##### Materials provided #####
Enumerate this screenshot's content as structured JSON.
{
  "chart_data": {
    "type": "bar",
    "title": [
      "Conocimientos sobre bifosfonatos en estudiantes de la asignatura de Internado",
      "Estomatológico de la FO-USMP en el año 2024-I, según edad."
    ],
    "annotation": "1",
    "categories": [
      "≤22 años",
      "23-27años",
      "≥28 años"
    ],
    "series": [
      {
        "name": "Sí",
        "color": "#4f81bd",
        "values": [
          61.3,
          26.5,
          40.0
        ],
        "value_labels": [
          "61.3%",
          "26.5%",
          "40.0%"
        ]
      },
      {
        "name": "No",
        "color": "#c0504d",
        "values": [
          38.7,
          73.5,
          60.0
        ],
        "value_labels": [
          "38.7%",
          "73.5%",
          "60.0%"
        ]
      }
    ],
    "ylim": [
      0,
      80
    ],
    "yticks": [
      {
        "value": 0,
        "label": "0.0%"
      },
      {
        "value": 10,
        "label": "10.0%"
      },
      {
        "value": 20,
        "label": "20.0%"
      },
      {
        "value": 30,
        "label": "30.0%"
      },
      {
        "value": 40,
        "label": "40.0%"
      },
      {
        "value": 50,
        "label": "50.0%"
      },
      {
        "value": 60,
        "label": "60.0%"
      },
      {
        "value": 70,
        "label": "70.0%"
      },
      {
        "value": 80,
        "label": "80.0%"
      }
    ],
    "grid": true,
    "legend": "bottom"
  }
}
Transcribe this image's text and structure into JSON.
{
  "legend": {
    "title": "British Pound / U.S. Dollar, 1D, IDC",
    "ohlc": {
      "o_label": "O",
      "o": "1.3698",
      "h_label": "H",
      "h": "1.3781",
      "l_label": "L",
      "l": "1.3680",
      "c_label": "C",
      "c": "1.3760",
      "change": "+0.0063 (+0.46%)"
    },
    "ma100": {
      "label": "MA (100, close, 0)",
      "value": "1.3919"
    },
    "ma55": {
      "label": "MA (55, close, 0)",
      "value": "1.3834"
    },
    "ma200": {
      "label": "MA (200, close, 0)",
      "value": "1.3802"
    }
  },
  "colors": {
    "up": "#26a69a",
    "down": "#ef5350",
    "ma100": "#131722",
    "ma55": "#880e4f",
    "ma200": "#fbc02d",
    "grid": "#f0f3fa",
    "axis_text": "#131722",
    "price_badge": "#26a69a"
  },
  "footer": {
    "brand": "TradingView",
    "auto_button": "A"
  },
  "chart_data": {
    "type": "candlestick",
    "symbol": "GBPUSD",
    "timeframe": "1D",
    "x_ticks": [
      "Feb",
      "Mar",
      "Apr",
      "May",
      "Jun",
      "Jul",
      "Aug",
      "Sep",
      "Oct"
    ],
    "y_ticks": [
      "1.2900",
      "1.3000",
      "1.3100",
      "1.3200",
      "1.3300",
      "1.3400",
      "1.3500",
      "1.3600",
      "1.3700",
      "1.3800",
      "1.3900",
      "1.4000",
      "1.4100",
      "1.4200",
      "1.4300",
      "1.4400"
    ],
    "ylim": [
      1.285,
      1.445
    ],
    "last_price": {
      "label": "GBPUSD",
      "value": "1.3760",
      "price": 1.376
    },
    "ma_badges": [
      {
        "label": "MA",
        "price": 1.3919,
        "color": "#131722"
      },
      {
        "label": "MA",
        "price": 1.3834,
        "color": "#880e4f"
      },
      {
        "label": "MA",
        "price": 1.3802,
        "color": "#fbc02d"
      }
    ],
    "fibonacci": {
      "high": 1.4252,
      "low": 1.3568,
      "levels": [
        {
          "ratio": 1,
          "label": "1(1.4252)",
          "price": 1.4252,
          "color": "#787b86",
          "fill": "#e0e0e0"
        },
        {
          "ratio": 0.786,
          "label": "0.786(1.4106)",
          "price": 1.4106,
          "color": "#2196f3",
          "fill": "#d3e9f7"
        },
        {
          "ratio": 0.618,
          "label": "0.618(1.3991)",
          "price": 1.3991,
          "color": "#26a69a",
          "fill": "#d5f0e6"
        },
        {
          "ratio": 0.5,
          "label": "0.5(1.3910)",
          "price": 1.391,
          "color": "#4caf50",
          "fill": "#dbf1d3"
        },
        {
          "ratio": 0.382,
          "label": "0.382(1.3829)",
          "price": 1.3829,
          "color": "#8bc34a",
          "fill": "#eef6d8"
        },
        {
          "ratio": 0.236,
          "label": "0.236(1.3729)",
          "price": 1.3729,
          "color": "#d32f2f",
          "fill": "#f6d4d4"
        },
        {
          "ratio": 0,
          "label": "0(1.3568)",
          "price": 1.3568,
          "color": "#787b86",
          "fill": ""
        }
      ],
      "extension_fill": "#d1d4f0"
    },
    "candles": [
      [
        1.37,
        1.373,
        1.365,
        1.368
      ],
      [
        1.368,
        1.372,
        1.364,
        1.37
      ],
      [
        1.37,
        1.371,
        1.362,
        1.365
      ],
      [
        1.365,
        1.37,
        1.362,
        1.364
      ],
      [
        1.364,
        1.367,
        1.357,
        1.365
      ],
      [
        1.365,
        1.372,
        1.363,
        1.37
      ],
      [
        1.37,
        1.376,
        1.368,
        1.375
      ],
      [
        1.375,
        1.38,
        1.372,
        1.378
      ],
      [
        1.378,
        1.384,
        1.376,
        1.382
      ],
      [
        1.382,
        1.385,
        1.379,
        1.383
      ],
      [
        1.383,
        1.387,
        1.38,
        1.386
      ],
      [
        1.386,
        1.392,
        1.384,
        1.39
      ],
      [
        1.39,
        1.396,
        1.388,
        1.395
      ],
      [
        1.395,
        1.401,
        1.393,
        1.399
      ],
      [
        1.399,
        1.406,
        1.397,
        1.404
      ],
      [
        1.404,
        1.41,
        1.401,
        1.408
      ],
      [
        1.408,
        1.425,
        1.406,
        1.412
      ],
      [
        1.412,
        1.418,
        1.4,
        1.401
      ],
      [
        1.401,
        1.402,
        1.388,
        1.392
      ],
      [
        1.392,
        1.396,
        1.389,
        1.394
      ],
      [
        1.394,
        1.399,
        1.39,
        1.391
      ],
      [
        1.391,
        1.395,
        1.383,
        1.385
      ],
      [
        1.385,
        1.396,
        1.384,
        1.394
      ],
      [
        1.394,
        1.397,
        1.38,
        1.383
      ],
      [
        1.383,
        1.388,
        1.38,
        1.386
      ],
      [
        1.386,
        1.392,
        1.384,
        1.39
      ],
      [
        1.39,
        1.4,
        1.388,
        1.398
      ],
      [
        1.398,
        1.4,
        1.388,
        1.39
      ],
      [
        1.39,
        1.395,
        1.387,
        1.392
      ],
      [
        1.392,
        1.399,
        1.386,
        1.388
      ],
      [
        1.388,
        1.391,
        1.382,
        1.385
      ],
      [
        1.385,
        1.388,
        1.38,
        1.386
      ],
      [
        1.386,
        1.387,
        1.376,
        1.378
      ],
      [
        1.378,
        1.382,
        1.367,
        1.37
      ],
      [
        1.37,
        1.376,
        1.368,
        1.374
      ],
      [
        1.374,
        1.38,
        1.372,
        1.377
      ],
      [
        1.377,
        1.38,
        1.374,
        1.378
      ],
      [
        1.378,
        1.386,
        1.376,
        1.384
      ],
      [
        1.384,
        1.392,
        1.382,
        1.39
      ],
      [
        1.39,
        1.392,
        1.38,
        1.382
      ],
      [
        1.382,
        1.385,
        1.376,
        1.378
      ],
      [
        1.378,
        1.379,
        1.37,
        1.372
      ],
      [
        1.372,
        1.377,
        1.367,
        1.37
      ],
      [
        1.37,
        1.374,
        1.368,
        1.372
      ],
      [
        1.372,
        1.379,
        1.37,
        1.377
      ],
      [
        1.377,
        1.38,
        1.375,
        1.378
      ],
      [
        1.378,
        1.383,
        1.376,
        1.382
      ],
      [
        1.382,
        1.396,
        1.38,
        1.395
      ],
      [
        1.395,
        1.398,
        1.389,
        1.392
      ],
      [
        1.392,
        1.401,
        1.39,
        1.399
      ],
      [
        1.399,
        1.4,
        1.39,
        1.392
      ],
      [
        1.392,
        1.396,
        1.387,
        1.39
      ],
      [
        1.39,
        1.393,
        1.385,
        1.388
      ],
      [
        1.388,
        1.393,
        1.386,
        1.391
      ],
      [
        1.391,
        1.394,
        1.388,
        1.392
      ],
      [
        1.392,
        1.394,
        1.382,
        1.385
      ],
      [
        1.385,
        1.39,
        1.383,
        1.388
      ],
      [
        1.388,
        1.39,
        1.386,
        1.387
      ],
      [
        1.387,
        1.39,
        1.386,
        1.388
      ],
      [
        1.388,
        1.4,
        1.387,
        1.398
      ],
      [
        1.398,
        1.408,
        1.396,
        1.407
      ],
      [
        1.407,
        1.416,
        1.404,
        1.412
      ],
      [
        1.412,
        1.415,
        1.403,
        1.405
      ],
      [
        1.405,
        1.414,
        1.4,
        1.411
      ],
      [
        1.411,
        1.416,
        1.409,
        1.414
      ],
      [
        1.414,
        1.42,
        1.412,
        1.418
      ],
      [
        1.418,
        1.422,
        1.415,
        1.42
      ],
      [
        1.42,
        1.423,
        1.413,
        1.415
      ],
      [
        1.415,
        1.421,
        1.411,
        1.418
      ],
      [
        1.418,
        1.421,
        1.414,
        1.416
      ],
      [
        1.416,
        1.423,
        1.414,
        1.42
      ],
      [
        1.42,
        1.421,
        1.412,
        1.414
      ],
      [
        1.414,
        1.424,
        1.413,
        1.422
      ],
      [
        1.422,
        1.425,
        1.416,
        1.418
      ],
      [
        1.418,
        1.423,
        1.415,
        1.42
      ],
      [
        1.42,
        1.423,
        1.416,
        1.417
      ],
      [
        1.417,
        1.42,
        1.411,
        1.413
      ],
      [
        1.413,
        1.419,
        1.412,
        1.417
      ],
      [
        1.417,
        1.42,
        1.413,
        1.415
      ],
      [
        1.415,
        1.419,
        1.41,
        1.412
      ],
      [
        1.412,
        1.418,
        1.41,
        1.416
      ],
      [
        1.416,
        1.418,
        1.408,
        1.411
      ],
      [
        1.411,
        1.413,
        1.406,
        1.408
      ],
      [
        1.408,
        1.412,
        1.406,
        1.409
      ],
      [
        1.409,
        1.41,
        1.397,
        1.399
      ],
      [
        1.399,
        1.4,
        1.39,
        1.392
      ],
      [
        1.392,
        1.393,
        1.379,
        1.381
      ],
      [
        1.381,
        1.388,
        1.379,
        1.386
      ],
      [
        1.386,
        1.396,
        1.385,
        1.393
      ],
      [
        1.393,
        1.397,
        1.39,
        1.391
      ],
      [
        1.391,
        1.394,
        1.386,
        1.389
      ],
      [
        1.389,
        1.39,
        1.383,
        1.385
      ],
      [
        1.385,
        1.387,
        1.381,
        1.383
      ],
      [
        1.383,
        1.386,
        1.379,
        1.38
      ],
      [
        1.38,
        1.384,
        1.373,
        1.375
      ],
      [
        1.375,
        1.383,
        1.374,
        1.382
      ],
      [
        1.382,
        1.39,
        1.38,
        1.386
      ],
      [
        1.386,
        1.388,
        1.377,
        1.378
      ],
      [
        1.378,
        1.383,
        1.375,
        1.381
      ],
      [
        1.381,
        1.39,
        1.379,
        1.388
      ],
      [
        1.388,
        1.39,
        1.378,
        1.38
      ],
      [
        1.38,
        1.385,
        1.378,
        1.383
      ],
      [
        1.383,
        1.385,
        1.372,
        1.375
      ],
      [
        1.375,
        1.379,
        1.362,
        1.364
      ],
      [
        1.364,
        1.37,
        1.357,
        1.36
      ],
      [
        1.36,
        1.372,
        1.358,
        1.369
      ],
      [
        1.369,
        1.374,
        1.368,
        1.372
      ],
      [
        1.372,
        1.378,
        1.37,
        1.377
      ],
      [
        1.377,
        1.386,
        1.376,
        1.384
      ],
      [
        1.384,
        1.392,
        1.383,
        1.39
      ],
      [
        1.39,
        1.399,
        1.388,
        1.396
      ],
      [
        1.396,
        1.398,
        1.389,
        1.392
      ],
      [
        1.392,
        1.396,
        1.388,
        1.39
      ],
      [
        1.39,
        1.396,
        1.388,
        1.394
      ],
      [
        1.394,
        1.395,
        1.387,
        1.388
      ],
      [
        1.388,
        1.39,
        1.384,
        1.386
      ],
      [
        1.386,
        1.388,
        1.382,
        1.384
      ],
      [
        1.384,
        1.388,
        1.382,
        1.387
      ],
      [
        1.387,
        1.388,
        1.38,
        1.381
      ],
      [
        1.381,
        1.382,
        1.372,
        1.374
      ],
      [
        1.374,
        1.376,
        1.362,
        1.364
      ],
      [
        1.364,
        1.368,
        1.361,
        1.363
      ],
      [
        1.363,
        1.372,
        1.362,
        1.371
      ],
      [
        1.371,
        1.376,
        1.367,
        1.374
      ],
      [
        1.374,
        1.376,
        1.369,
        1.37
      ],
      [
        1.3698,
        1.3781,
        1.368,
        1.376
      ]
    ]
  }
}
#####
Short exercise: Using the listing above, show every line that includes the string "close".

The solution:
      "label": "MA (100, close, 0)",
      "label": "MA (55, close, 0)",
      "label": "MA (200, close, 0)",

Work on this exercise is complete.